Items:

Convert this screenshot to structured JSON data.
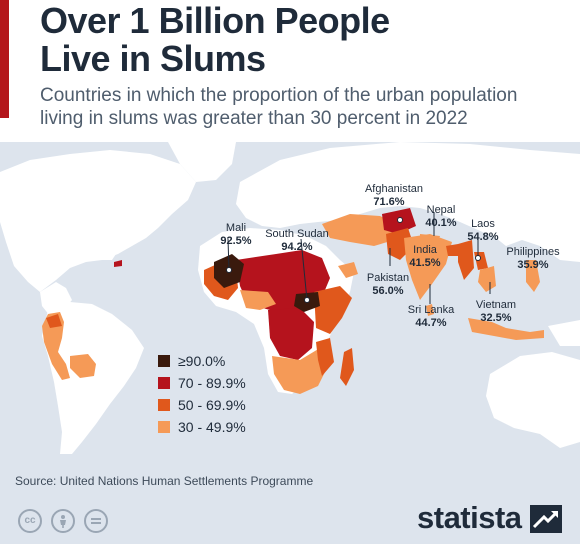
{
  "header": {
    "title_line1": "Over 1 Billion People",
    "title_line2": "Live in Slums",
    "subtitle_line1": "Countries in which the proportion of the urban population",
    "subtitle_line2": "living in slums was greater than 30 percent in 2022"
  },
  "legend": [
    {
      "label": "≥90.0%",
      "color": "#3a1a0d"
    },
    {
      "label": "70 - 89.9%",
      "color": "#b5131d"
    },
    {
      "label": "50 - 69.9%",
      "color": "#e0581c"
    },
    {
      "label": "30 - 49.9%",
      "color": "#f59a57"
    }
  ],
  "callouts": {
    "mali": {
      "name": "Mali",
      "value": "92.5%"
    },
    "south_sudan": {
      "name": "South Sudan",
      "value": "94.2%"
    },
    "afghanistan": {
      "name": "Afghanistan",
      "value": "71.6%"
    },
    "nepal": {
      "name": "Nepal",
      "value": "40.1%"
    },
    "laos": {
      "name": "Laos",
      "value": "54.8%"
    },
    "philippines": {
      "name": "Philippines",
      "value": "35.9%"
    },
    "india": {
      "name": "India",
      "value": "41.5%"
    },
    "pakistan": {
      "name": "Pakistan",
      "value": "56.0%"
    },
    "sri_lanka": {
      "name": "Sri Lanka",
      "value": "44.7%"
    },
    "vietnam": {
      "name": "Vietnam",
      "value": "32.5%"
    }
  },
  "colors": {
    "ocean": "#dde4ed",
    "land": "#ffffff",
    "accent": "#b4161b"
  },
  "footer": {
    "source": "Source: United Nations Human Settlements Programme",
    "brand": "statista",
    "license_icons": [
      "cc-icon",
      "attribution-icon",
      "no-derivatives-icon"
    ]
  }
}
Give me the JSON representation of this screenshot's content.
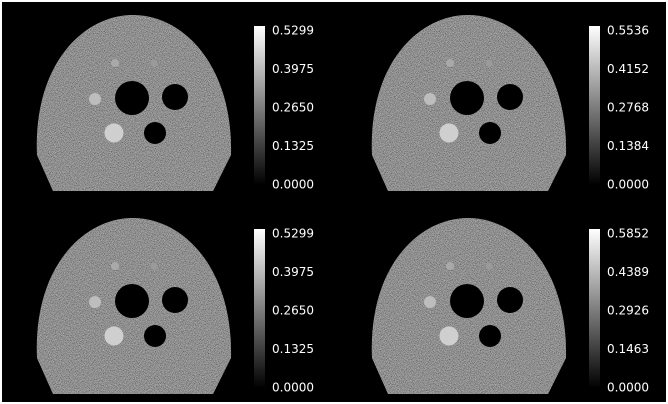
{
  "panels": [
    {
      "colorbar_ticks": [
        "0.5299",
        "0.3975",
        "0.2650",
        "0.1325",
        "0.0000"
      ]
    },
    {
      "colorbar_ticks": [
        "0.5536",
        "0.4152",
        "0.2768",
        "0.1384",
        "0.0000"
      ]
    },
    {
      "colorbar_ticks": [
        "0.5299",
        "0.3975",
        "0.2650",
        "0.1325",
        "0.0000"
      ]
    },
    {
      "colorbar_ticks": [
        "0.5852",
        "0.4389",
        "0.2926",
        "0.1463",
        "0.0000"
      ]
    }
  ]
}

--

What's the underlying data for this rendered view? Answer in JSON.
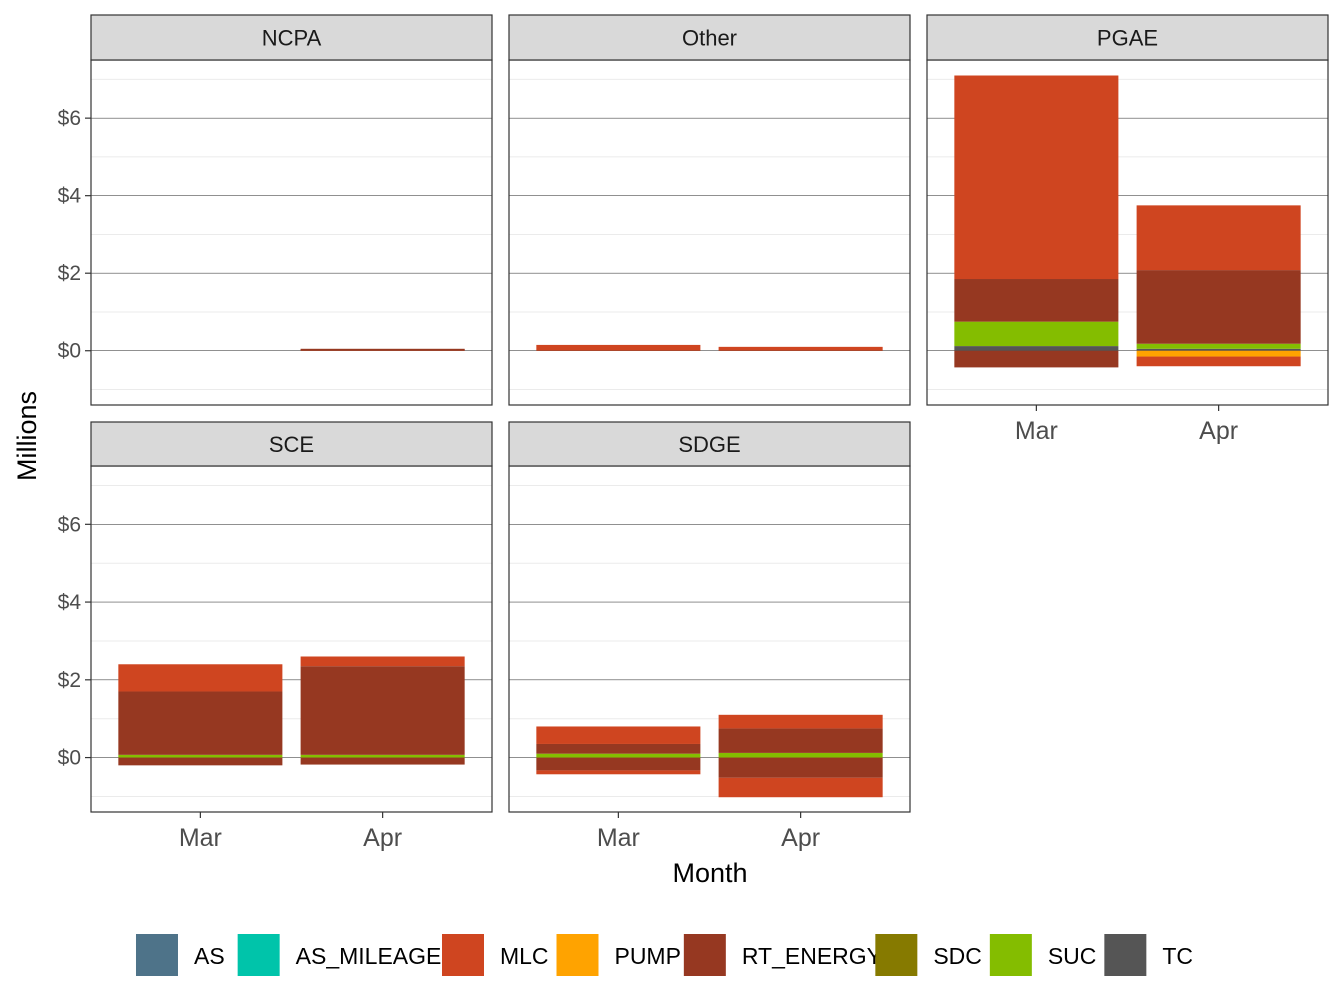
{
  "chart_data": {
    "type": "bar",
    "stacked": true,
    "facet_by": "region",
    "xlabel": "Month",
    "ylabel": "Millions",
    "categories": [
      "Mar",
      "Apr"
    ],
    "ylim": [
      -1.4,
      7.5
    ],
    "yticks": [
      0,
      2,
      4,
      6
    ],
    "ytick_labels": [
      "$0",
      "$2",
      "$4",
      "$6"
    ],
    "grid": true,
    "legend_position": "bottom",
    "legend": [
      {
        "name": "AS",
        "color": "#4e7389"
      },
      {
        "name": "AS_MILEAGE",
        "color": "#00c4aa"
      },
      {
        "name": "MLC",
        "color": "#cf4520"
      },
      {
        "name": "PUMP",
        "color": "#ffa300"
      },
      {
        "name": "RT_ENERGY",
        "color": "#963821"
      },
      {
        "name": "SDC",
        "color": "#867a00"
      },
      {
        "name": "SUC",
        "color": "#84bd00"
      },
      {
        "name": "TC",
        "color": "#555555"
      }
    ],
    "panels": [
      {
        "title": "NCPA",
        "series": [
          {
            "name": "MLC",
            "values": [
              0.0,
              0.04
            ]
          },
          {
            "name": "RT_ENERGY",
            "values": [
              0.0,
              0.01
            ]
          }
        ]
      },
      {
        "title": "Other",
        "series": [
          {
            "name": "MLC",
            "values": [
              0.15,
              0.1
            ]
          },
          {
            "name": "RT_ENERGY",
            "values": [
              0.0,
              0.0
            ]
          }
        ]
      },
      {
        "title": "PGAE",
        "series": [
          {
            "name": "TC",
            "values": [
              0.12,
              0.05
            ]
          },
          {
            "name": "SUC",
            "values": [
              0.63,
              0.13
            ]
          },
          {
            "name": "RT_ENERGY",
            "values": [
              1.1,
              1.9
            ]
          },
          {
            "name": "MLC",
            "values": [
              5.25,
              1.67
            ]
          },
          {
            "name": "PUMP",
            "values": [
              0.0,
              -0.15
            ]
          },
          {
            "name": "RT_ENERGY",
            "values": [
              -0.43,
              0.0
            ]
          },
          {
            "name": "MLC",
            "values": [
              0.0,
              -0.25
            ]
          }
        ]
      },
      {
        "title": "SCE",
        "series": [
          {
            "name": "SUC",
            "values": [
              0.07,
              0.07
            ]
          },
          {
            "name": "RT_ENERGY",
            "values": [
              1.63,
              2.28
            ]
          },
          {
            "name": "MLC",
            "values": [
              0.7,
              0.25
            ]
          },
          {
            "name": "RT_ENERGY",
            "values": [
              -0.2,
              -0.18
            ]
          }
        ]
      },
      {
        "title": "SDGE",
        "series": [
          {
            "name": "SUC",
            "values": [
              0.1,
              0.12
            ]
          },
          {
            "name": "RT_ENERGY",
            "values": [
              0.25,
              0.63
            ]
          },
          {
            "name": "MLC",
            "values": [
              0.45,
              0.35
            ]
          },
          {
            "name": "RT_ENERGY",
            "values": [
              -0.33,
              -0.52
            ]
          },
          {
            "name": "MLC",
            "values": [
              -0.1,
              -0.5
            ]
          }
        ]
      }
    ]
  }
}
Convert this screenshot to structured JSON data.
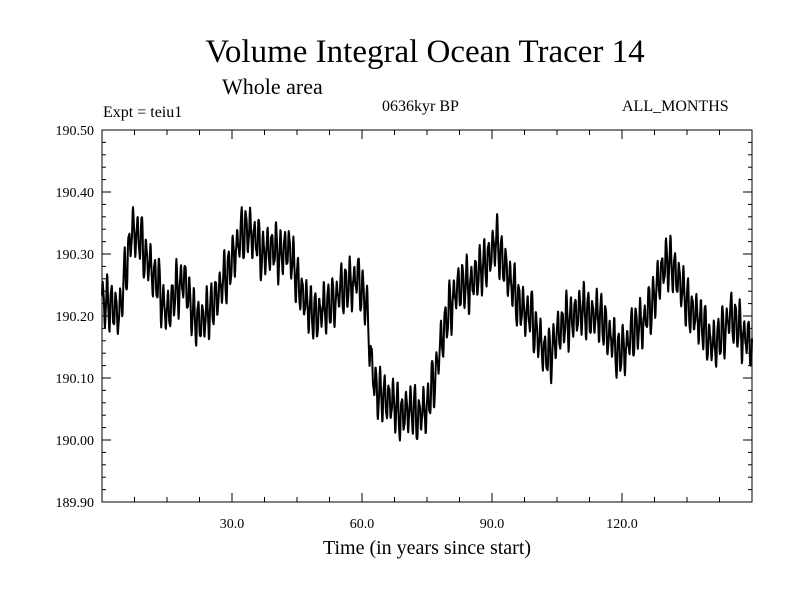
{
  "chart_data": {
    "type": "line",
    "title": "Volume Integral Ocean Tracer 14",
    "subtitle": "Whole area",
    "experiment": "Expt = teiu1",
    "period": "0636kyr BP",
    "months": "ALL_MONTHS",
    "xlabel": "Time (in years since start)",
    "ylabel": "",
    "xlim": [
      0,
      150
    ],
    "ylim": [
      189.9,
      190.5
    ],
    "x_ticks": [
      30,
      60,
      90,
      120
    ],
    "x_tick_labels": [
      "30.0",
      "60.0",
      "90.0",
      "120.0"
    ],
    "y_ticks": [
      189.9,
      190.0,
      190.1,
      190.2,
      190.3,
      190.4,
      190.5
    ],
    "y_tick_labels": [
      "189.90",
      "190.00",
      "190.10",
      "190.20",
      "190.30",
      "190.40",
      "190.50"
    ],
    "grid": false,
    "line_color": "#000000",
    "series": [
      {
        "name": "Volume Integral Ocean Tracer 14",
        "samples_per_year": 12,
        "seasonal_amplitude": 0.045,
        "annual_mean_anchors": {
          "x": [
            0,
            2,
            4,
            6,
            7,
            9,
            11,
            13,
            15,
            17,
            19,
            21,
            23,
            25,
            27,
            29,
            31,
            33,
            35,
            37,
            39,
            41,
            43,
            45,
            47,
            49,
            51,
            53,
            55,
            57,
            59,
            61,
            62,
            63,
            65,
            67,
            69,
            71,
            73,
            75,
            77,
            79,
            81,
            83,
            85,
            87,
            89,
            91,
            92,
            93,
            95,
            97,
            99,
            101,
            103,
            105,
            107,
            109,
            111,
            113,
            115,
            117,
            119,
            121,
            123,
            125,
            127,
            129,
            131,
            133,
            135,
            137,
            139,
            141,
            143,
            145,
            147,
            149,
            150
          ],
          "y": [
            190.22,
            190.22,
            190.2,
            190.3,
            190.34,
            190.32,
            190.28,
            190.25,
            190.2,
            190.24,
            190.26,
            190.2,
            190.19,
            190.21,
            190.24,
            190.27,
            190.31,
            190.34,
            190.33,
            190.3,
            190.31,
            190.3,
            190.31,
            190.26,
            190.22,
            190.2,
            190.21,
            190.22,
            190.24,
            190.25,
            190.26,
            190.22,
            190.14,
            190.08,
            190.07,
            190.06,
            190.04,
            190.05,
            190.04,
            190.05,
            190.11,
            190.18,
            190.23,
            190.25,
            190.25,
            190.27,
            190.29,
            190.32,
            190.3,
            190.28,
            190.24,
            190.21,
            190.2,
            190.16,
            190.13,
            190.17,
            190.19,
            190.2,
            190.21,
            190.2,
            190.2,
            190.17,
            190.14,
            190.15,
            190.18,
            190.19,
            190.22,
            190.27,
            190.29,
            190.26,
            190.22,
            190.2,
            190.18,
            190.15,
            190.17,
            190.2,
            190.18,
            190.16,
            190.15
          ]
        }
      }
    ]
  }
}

Given exercise:
Look through the material above. Copy each line where the word "this" appears.

Task result:
Convert this screenshot to structured JSON data.
Give me the JSON representation of this screenshot's content.
What's the underlying data for this rendered view? Answer in JSON.
Convert this screenshot to structured JSON data.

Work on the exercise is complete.